## PROBLEM REQUIREMENTS
Tally the lines below that contain "ремни". The number is the whole answer.

::: DATA LINES :::

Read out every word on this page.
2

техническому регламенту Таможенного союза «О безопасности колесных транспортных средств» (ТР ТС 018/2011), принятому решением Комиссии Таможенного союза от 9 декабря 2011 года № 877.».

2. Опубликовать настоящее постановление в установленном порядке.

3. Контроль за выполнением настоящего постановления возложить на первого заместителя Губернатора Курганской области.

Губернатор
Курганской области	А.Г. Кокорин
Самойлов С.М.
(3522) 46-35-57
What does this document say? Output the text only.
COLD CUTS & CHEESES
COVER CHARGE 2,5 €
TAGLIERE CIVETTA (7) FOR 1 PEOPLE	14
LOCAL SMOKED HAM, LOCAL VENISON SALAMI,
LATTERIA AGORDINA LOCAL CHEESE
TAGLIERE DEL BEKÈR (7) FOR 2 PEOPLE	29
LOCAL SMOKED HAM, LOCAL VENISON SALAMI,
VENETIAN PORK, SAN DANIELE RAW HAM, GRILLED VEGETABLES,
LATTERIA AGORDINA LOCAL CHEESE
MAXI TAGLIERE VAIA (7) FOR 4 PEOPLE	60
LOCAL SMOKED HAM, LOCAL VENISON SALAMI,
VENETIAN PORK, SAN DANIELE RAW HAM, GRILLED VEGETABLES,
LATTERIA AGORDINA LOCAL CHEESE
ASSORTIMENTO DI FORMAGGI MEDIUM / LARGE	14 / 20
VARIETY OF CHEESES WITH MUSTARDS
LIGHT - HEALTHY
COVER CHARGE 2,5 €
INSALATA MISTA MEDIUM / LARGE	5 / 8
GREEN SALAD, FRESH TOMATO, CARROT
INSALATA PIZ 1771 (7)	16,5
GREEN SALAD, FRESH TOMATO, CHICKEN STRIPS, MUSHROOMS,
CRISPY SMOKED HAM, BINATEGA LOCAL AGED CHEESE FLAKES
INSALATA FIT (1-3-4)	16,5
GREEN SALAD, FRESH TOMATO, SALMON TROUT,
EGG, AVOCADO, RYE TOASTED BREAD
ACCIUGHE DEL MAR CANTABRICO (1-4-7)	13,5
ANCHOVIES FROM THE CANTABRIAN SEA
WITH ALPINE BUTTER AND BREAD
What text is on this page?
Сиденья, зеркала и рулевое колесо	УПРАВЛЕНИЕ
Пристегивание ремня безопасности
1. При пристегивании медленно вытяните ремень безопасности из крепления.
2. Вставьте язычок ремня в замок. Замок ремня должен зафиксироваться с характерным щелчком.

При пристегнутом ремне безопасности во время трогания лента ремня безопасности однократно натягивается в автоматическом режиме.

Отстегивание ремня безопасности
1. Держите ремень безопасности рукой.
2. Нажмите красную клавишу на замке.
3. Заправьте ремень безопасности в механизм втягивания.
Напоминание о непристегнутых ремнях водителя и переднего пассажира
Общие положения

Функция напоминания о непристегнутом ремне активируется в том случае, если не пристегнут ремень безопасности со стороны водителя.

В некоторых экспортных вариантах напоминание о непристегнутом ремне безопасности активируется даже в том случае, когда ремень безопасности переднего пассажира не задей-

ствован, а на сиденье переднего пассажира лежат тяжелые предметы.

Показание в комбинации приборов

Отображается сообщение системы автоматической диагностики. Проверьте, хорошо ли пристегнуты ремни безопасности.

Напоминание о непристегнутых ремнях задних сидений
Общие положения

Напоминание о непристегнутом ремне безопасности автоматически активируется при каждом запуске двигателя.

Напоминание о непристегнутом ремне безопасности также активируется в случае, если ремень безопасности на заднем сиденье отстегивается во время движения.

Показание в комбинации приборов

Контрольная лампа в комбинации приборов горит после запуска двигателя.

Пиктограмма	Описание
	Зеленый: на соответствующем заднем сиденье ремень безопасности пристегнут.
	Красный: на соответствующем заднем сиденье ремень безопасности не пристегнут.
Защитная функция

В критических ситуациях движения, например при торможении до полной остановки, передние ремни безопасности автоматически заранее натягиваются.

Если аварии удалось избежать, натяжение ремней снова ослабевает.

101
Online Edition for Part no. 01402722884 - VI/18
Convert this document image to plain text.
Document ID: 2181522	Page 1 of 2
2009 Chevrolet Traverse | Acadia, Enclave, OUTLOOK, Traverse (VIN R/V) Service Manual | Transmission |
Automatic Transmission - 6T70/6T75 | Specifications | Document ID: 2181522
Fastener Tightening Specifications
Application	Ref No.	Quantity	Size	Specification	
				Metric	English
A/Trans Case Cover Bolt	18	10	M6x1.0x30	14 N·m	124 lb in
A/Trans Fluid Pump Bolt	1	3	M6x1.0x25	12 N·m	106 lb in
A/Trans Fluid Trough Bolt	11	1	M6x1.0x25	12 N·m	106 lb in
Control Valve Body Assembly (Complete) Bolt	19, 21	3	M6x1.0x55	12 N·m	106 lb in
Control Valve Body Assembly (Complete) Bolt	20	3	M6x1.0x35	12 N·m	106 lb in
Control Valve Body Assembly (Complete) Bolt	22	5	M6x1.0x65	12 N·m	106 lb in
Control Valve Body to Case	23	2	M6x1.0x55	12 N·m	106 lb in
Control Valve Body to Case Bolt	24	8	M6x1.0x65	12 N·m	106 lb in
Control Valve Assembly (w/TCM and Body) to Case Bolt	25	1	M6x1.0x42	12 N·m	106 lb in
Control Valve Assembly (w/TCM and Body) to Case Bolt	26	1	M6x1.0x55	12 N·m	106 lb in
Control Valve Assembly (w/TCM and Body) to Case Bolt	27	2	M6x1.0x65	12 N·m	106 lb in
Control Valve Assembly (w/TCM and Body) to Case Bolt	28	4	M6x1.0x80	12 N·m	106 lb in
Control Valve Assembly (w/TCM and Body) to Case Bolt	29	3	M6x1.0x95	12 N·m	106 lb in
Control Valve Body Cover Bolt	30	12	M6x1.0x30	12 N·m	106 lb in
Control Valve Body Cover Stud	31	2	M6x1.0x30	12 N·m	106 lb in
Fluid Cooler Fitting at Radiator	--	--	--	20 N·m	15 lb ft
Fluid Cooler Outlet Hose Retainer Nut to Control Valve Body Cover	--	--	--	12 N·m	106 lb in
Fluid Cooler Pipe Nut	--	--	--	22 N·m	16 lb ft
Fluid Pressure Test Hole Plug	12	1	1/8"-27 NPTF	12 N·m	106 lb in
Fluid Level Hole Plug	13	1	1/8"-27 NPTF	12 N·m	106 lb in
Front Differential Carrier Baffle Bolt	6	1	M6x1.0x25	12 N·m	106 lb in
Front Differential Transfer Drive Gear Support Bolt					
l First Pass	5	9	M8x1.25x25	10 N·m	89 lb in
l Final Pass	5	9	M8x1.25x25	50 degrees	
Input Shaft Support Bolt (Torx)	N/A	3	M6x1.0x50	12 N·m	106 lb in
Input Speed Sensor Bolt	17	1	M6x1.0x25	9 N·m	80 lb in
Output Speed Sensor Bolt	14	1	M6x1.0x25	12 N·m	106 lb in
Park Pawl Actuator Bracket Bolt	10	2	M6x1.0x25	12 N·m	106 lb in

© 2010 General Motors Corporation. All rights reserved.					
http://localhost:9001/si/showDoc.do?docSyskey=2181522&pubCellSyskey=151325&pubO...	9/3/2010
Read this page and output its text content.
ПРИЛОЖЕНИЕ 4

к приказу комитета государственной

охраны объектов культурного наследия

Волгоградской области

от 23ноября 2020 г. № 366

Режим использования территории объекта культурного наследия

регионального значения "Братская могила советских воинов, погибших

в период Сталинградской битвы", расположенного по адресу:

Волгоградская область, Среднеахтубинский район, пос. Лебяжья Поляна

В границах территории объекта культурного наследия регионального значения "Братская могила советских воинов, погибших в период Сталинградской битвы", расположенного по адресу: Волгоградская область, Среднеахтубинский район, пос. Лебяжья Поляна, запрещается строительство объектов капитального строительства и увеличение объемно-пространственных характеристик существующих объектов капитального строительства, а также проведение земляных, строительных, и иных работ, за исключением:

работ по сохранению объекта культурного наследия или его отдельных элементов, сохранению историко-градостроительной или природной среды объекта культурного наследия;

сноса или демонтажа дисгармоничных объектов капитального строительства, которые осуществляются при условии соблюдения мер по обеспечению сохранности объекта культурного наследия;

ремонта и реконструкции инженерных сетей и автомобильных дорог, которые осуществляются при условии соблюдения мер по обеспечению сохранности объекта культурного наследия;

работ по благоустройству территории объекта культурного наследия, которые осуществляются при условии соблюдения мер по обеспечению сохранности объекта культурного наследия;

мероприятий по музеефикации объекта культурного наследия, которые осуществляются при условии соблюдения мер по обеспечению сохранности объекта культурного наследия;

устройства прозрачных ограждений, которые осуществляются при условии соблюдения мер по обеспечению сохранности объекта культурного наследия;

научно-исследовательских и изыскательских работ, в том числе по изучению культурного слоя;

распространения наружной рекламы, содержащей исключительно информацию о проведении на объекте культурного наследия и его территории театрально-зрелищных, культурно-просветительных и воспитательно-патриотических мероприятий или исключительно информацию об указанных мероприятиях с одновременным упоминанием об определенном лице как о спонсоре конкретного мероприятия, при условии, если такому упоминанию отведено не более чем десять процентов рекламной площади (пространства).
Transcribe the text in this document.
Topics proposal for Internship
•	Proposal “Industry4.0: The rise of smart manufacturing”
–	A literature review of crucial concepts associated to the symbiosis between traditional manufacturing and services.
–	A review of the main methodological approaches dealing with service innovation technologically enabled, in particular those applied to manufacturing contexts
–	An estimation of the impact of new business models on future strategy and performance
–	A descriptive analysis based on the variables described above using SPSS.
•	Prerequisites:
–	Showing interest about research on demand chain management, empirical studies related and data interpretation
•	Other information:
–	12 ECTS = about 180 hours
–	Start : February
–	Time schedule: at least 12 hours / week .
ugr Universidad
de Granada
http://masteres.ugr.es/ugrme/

:::

## SOLVED EXERCISE
2